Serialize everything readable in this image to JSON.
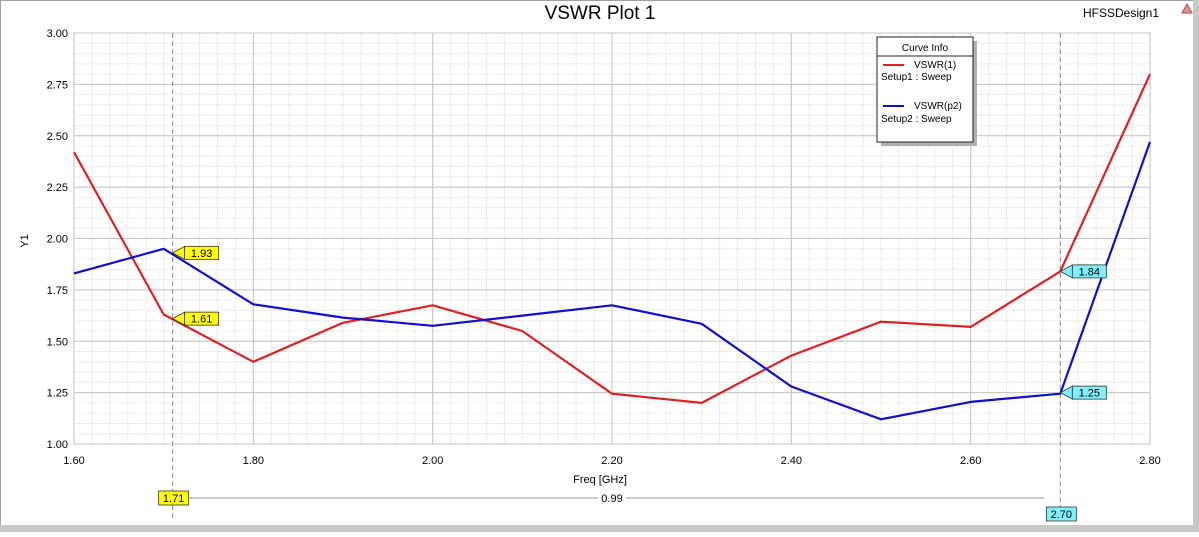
{
  "window": {
    "design_name": "HFSSDesign1",
    "corner_icon": "ansys-triangle-icon"
  },
  "chart_data": {
    "type": "line",
    "title": "VSWR Plot 1",
    "xlabel": "Freq [GHz]",
    "ylabel": "Y1",
    "xlim": [
      1.6,
      2.8
    ],
    "ylim": [
      1.0,
      3.0
    ],
    "grid": true,
    "x_ticks": [
      "1.60",
      "1.80",
      "2.00",
      "2.20",
      "2.40",
      "2.60",
      "2.80"
    ],
    "y_ticks": [
      "1.00",
      "1.25",
      "1.50",
      "1.75",
      "2.00",
      "2.25",
      "2.50",
      "2.75",
      "3.00"
    ],
    "x": [
      1.6,
      1.7,
      1.8,
      1.9,
      2.0,
      2.1,
      2.2,
      2.3,
      2.4,
      2.5,
      2.6,
      2.7,
      2.8
    ],
    "series": [
      {
        "name": "VSWR(1)",
        "setup": "Setup1 : Sweep",
        "color": "#dd2222",
        "values": [
          2.42,
          1.63,
          1.4,
          1.59,
          1.675,
          1.55,
          1.245,
          1.2,
          1.43,
          1.595,
          1.57,
          1.84,
          2.8
        ]
      },
      {
        "name": "VSWR(p2)",
        "setup": "Setup2 : Sweep",
        "color": "#1010cc",
        "values": [
          1.83,
          1.95,
          1.68,
          1.615,
          1.575,
          1.625,
          1.675,
          1.585,
          1.28,
          1.12,
          1.205,
          1.245,
          2.47
        ]
      }
    ],
    "legend": {
      "title": "Curve Info",
      "placement": "top-right"
    },
    "markers": [
      {
        "x": 1.71,
        "label": "1.71",
        "color": "#ffff00",
        "values": [
          {
            "y": 1.93,
            "label": "1.93"
          },
          {
            "y": 1.61,
            "label": "1.61"
          }
        ]
      },
      {
        "x": 2.7,
        "label": "2.70",
        "color": "#80f0ff",
        "values": [
          {
            "y": 1.84,
            "label": "1.84"
          },
          {
            "y": 1.25,
            "label": "1.25"
          }
        ]
      }
    ],
    "delta": {
      "label": "0.99"
    }
  }
}
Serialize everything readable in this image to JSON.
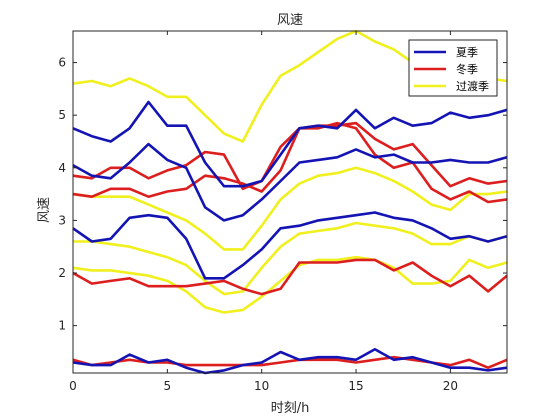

What is expected: In your copy of the listing above, reproduce each line exactly and omit all pictures.

Task answer:
Serialize everything readable in this image to JSON.
{
  "window": {
    "design_name": "HFSSDesign1",
    "corner_icon": "ansys-triangle-icon"
  },
  "chart_data": {
    "type": "line",
    "title": "VSWR Plot 1",
    "xlabel": "Freq [GHz]",
    "ylabel": "Y1",
    "xlim": [
      1.6,
      2.8
    ],
    "ylim": [
      1.0,
      3.0
    ],
    "grid": true,
    "x_ticks": [
      "1.60",
      "1.80",
      "2.00",
      "2.20",
      "2.40",
      "2.60",
      "2.80"
    ],
    "y_ticks": [
      "1.00",
      "1.25",
      "1.50",
      "1.75",
      "2.00",
      "2.25",
      "2.50",
      "2.75",
      "3.00"
    ],
    "x": [
      1.6,
      1.7,
      1.8,
      1.9,
      2.0,
      2.1,
      2.2,
      2.3,
      2.4,
      2.5,
      2.6,
      2.7,
      2.8
    ],
    "series": [
      {
        "name": "VSWR(1)",
        "setup": "Setup1 : Sweep",
        "color": "#dd2222",
        "values": [
          2.42,
          1.63,
          1.4,
          1.59,
          1.675,
          1.55,
          1.245,
          1.2,
          1.43,
          1.595,
          1.57,
          1.84,
          2.8
        ]
      },
      {
        "name": "VSWR(p2)",
        "setup": "Setup2 : Sweep",
        "color": "#1010cc",
        "values": [
          1.83,
          1.95,
          1.68,
          1.615,
          1.575,
          1.625,
          1.675,
          1.585,
          1.28,
          1.12,
          1.205,
          1.245,
          2.47
        ]
      }
    ],
    "legend": {
      "title": "Curve Info",
      "placement": "top-right"
    },
    "markers": [
      {
        "x": 1.71,
        "label": "1.71",
        "color": "#ffff00",
        "values": [
          {
            "y": 1.93,
            "label": "1.93"
          },
          {
            "y": 1.61,
            "label": "1.61"
          }
        ]
      },
      {
        "x": 2.7,
        "label": "2.70",
        "color": "#80f0ff",
        "values": [
          {
            "y": 1.84,
            "label": "1.84"
          },
          {
            "y": 1.25,
            "label": "1.25"
          }
        ]
      }
    ],
    "delta": {
      "label": "0.99"
    }
  }
}
Serialize everything readable in this image to JSON.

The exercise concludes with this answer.